→ **TASK DESCRIPTION**
Return the listing below verbatim. Pictures do not belong in the copy.

→ **Saved entries**
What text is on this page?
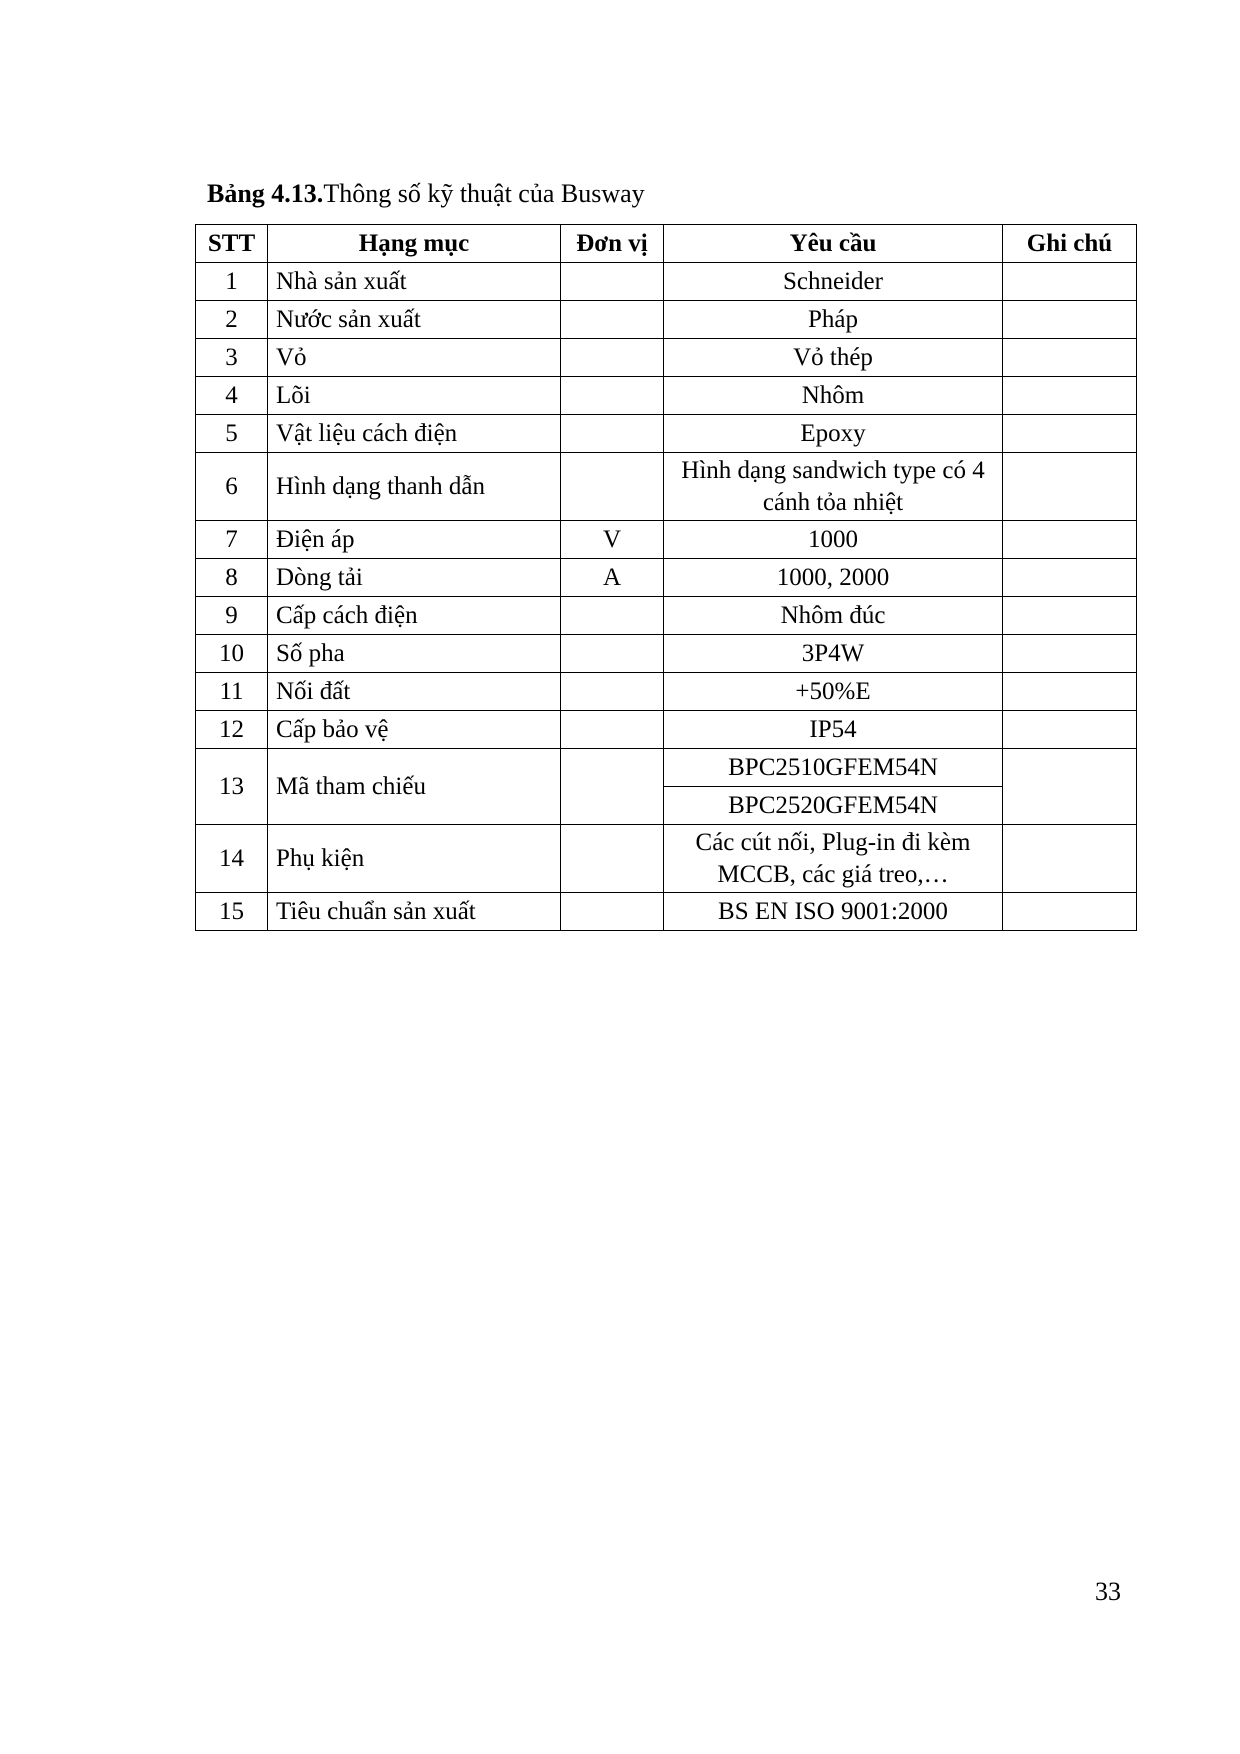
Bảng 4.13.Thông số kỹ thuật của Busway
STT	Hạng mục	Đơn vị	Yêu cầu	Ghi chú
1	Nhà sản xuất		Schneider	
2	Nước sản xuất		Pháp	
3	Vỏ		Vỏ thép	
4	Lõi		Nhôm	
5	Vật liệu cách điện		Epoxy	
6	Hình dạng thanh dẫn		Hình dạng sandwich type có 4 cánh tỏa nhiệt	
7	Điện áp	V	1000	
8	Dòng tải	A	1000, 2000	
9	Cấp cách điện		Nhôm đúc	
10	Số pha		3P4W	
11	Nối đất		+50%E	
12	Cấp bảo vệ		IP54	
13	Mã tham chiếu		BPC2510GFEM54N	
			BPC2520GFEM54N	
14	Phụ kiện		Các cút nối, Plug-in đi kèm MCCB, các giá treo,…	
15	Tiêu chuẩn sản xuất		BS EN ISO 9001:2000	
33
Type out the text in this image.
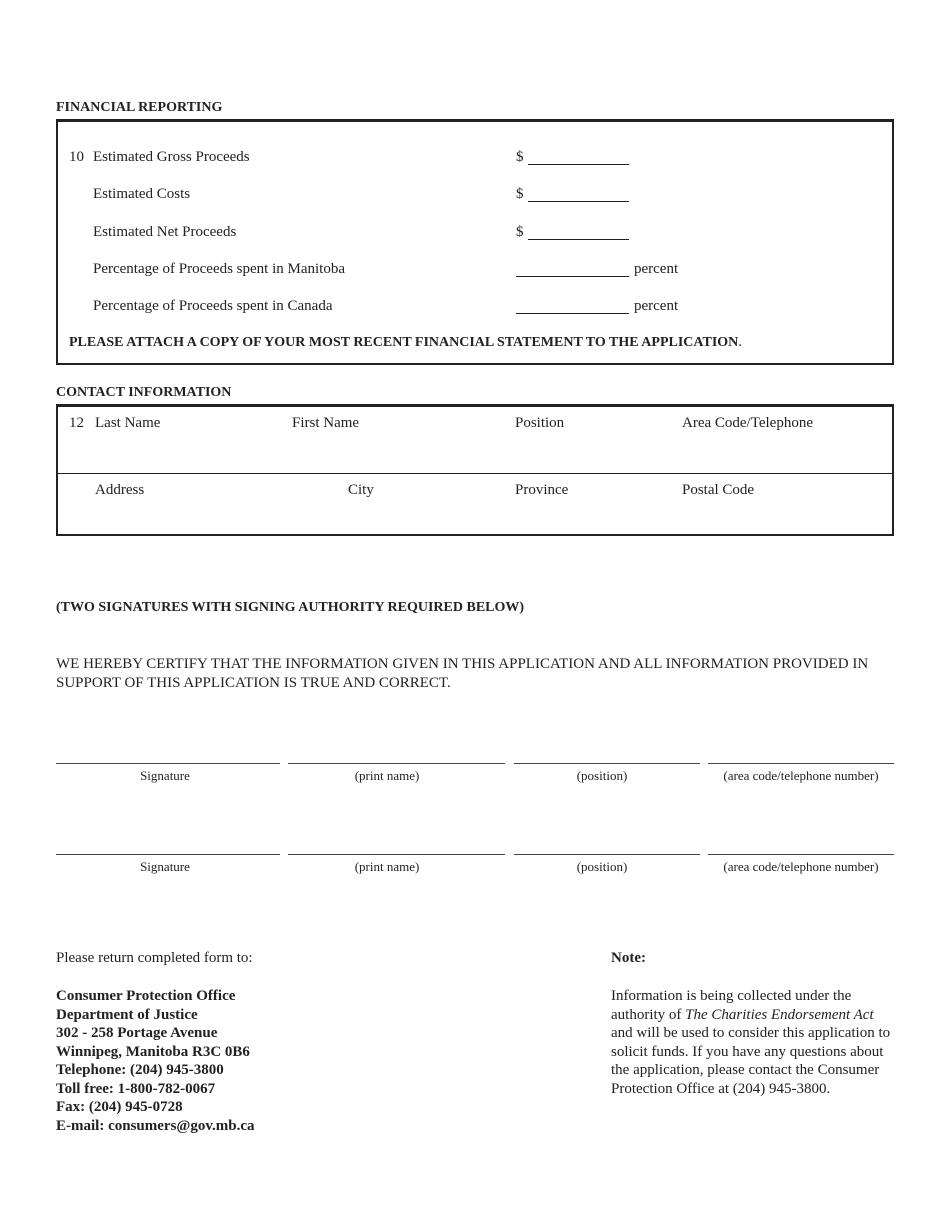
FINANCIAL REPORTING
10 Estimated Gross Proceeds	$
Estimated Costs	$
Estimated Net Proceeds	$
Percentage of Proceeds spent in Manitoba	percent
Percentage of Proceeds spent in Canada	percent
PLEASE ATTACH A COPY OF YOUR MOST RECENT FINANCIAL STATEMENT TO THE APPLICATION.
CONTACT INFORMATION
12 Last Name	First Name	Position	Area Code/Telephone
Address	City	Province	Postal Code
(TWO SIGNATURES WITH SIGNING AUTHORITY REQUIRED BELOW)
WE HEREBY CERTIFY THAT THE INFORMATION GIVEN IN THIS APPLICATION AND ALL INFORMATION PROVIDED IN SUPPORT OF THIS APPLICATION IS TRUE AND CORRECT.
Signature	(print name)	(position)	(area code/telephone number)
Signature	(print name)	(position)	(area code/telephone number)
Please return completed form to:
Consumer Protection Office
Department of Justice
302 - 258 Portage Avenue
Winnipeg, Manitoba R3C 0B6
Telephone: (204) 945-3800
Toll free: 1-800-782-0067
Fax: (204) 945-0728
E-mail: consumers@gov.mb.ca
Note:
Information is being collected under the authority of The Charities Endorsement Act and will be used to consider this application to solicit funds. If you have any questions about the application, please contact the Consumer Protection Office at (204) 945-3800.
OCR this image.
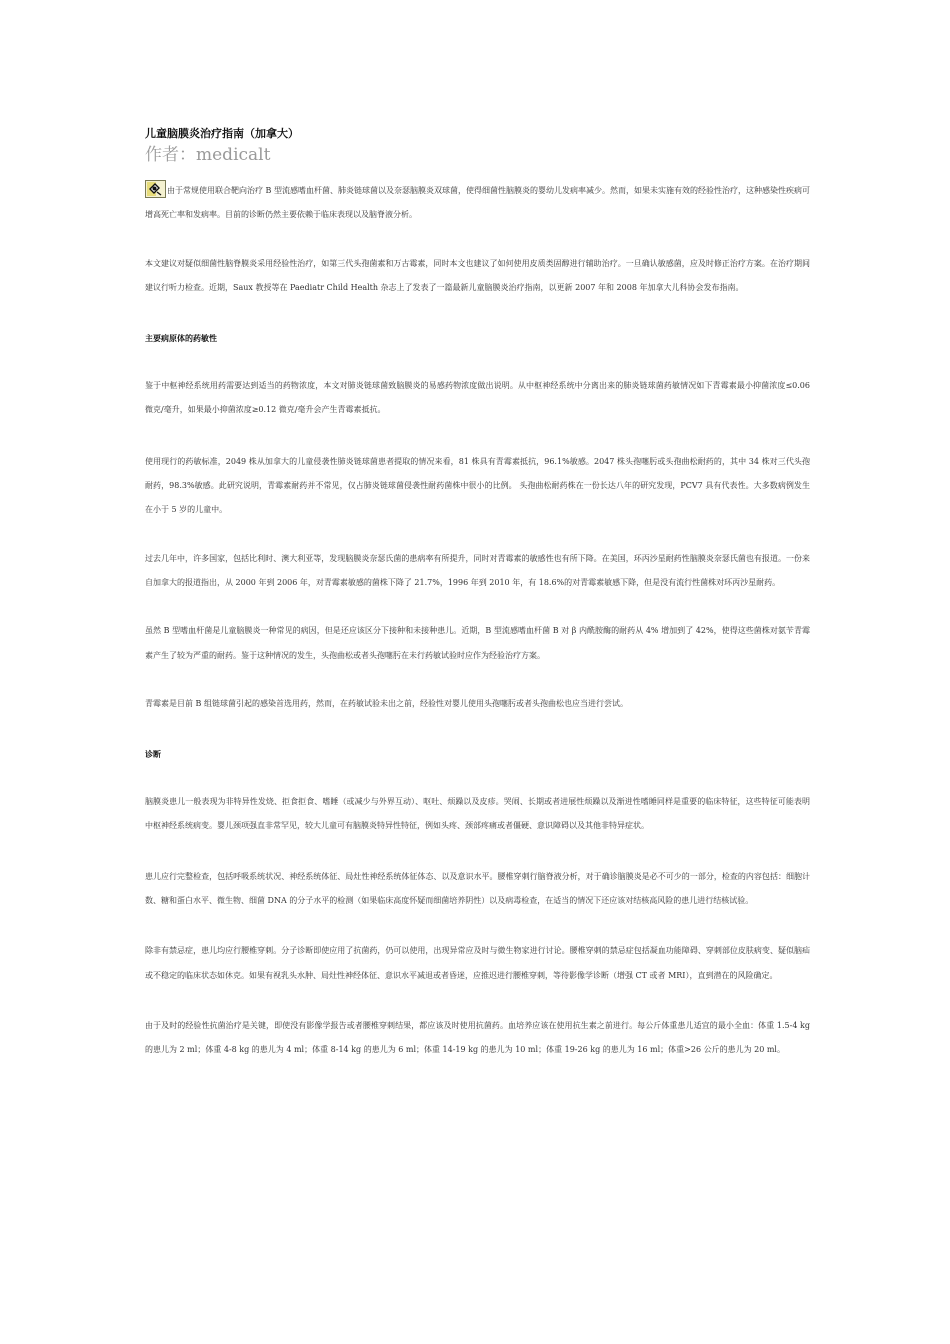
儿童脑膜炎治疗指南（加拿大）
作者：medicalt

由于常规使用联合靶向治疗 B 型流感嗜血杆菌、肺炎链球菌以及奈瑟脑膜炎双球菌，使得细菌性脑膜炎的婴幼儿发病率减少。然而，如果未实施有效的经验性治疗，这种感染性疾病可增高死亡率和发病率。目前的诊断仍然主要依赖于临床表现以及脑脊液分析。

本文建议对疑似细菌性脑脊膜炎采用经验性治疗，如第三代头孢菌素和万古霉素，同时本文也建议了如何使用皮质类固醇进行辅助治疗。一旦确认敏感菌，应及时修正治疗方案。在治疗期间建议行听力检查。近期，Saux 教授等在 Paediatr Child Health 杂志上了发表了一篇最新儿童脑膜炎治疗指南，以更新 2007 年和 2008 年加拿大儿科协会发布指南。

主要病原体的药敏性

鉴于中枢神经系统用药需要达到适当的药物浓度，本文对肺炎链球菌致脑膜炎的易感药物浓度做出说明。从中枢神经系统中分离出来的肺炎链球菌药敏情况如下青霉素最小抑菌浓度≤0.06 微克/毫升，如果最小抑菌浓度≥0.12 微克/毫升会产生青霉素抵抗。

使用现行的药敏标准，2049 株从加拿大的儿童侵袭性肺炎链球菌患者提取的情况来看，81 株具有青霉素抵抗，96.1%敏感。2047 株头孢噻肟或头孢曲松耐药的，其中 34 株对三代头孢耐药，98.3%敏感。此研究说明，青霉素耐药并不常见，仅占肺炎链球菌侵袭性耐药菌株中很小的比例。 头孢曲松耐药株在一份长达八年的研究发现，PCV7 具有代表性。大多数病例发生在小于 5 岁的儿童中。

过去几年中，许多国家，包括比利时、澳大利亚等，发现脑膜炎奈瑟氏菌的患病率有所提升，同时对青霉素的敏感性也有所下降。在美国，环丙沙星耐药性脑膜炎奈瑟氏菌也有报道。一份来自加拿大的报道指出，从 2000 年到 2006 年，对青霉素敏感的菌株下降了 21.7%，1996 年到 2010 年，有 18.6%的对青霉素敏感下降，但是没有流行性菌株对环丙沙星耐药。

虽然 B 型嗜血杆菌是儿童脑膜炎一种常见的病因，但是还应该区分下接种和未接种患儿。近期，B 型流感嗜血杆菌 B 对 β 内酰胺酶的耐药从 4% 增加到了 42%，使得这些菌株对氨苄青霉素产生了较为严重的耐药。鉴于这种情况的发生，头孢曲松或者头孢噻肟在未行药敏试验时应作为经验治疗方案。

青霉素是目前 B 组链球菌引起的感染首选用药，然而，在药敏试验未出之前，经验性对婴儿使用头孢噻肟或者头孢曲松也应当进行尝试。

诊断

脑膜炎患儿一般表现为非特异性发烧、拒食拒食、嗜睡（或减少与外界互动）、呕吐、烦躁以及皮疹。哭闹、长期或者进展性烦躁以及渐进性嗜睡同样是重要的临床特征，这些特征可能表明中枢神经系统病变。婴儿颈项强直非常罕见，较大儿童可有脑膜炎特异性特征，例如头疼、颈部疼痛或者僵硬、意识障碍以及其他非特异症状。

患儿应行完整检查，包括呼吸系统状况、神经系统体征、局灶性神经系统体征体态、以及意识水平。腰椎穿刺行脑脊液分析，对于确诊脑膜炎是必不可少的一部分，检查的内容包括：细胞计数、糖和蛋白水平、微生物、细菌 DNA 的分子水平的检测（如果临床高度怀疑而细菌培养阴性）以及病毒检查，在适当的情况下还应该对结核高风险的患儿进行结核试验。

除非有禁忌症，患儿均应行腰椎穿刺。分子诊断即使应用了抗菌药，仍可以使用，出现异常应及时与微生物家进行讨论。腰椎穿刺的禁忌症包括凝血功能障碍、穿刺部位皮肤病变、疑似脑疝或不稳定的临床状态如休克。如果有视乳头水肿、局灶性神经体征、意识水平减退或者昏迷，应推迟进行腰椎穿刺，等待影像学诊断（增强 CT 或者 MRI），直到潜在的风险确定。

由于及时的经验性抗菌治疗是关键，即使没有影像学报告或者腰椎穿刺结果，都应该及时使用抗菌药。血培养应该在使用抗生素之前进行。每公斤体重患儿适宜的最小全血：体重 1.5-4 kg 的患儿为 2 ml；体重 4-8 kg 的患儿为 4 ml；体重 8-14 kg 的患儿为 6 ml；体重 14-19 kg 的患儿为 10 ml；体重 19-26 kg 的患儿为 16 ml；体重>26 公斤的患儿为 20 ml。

→ **COMPLETE OUTPUT**
What text is on this page?
Bảng 4.13.Thông số kỹ thuật của Busway
STT	Hạng mục	Đơn vị	Yêu cầu	Ghi chú
1	Nhà sản xuất		Schneider	
2	Nước sản xuất		Pháp	
3	Vỏ		Vỏ thép	
4	Lõi		Nhôm	
5	Vật liệu cách điện		Epoxy	
6	Hình dạng thanh dẫn		Hình dạng sandwich type có 4 cánh tỏa nhiệt	
7	Điện áp	V	1000	
8	Dòng tải	A	1000, 2000	
9	Cấp cách điện		Nhôm đúc	
10	Số pha		3P4W	
11	Nối đất		+50%E	
12	Cấp bảo vệ		IP54	
13	Mã tham chiếu		BPC2510GFEM54N	
			BPC2520GFEM54N	
14	Phụ kiện		Các cút nối, Plug-in đi kèm MCCB, các giá treo,…	
15	Tiêu chuẩn sản xuất		BS EN ISO 9001:2000	
33
Type out the text in this image.
FINANCIAL REPORTING
10 Estimated Gross Proceeds	$
Estimated Costs	$
Estimated Net Proceeds	$
Percentage of Proceeds spent in Manitoba	percent
Percentage of Proceeds spent in Canada	percent
PLEASE ATTACH A COPY OF YOUR MOST RECENT FINANCIAL STATEMENT TO THE APPLICATION.
CONTACT INFORMATION
12 Last Name	First Name	Position	Area Code/Telephone
Address	City	Province	Postal Code
(TWO SIGNATURES WITH SIGNING AUTHORITY REQUIRED BELOW)
WE HEREBY CERTIFY THAT THE INFORMATION GIVEN IN THIS APPLICATION AND ALL INFORMATION PROVIDED IN SUPPORT OF THIS APPLICATION IS TRUE AND CORRECT.
Signature	(print name)	(position)	(area code/telephone number)
Signature	(print name)	(position)	(area code/telephone number)
Please return completed form to:
Consumer Protection Office
Department of Justice
302 - 258 Portage Avenue
Winnipeg, Manitoba R3C 0B6
Telephone: (204) 945-3800
Toll free: 1-800-782-0067
Fax: (204) 945-0728
E-mail: consumers@gov.mb.ca
Note:
Information is being collected under the authority of The Charities Endorsement Act and will be used to consider this application to solicit funds. If you have any questions about the application, please contact the Consumer Protection Office at (204) 945-3800.
OCR this image.
儿童脑膜炎治疗指南（加拿大）
作者：medicalt

由于常规使用联合靶向治疗 B 型流感嗜血杆菌、肺炎链球菌以及奈瑟脑膜炎双球菌，使得细菌性脑膜炎的婴幼儿发病率减少。然而，如果未实施有效的经验性治疗，这种感染性疾病可增高死亡率和发病率。目前的诊断仍然主要依赖于临床表现以及脑脊液分析。

本文建议对疑似细菌性脑脊膜炎采用经验性治疗，如第三代头孢菌素和万古霉素，同时本文也建议了如何使用皮质类固醇进行辅助治疗。一旦确认敏感菌，应及时修正治疗方案。在治疗期间建议行听力检查。近期，Saux 教授等在 Paediatr Child Health 杂志上了发表了一篇最新儿童脑膜炎治疗指南，以更新 2007 年和 2008 年加拿大儿科协会发布指南。

主要病原体的药敏性

鉴于中枢神经系统用药需要达到适当的药物浓度，本文对肺炎链球菌致脑膜炎的易感药物浓度做出说明。从中枢神经系统中分离出来的肺炎链球菌药敏情况如下青霉素最小抑菌浓度≤0.06 微克/毫升，如果最小抑菌浓度≥0.12 微克/毫升会产生青霉素抵抗。

使用现行的药敏标准，2049 株从加拿大的儿童侵袭性肺炎链球菌患者提取的情况来看，81 株具有青霉素抵抗，96.1%敏感。2047 株头孢噻肟或头孢曲松耐药的，其中 34 株对三代头孢耐药，98.3%敏感。此研究说明，青霉素耐药并不常见，仅占肺炎链球菌侵袭性耐药菌株中很小的比例。 头孢曲松耐药株在一份长达八年的研究发现，PCV7 具有代表性。大多数病例发生在小于 5 岁的儿童中。

过去几年中，许多国家，包括比利时、澳大利亚等，发现脑膜炎奈瑟氏菌的患病率有所提升，同时对青霉素的敏感性也有所下降。在美国，环丙沙星耐药性脑膜炎奈瑟氏菌也有报道。一份来自加拿大的报道指出，从 2000 年到 2006 年，对青霉素敏感的菌株下降了 21.7%，1996 年到 2010 年，有 18.6%的对青霉素敏感下降，但是没有流行性菌株对环丙沙星耐药。

虽然 B 型嗜血杆菌是儿童脑膜炎一种常见的病因，但是还应该区分下接种和未接种患儿。近期，B 型流感嗜血杆菌 B 对 β 内酰胺酶的耐药从 4% 增加到了 42%，使得这些菌株对氨苄青霉素产生了较为严重的耐药。鉴于这种情况的发生，头孢曲松或者头孢噻肟在未行药敏试验时应作为经验治疗方案。

青霉素是目前 B 组链球菌引起的感染首选用药，然而，在药敏试验未出之前，经验性对婴儿使用头孢噻肟或者头孢曲松也应当进行尝试。

诊断

脑膜炎患儿一般表现为非特异性发烧、拒食拒食、嗜睡（或减少与外界互动）、呕吐、烦躁以及皮疹。哭闹、长期或者进展性烦躁以及渐进性嗜睡同样是重要的临床特征，这些特征可能表明中枢神经系统病变。婴儿颈项强直非常罕见，较大儿童可有脑膜炎特异性特征，例如头疼、颈部疼痛或者僵硬、意识障碍以及其他非特异症状。

患儿应行完整检查，包括呼吸系统状况、神经系统体征、局灶性神经系统体征体态、以及意识水平。腰椎穿刺行脑脊液分析，对于确诊脑膜炎是必不可少的一部分，检查的内容包括：细胞计数、糖和蛋白水平、微生物、细菌 DNA 的分子水平的检测（如果临床高度怀疑而细菌培养阴性）以及病毒检查，在适当的情况下还应该对结核高风险的患儿进行结核试验。

除非有禁忌症，患儿均应行腰椎穿刺。分子诊断即使应用了抗菌药，仍可以使用，出现异常应及时与微生物家进行讨论。腰椎穿刺的禁忌症包括凝血功能障碍、穿刺部位皮肤病变、疑似脑疝或不稳定的临床状态如休克。如果有视乳头水肿、局灶性神经体征、意识水平减退或者昏迷，应推迟进行腰椎穿刺，等待影像学诊断（增强 CT 或者 MRI），直到潜在的风险确定。

由于及时的经验性抗菌治疗是关键，即使没有影像学报告或者腰椎穿刺结果，都应该及时使用抗菌药。血培养应该在使用抗生素之前进行。每公斤体重患儿适宜的最小全血：体重 1.5-4 kg 的患儿为 2 ml；体重 4-8 kg 的患儿为 4 ml；体重 8-14 kg 的患儿为 6 ml；体重 14-19 kg 的患儿为 10 ml；体重 19-26 kg 的患儿为 16 ml；体重>26 公斤的患儿为 20 ml。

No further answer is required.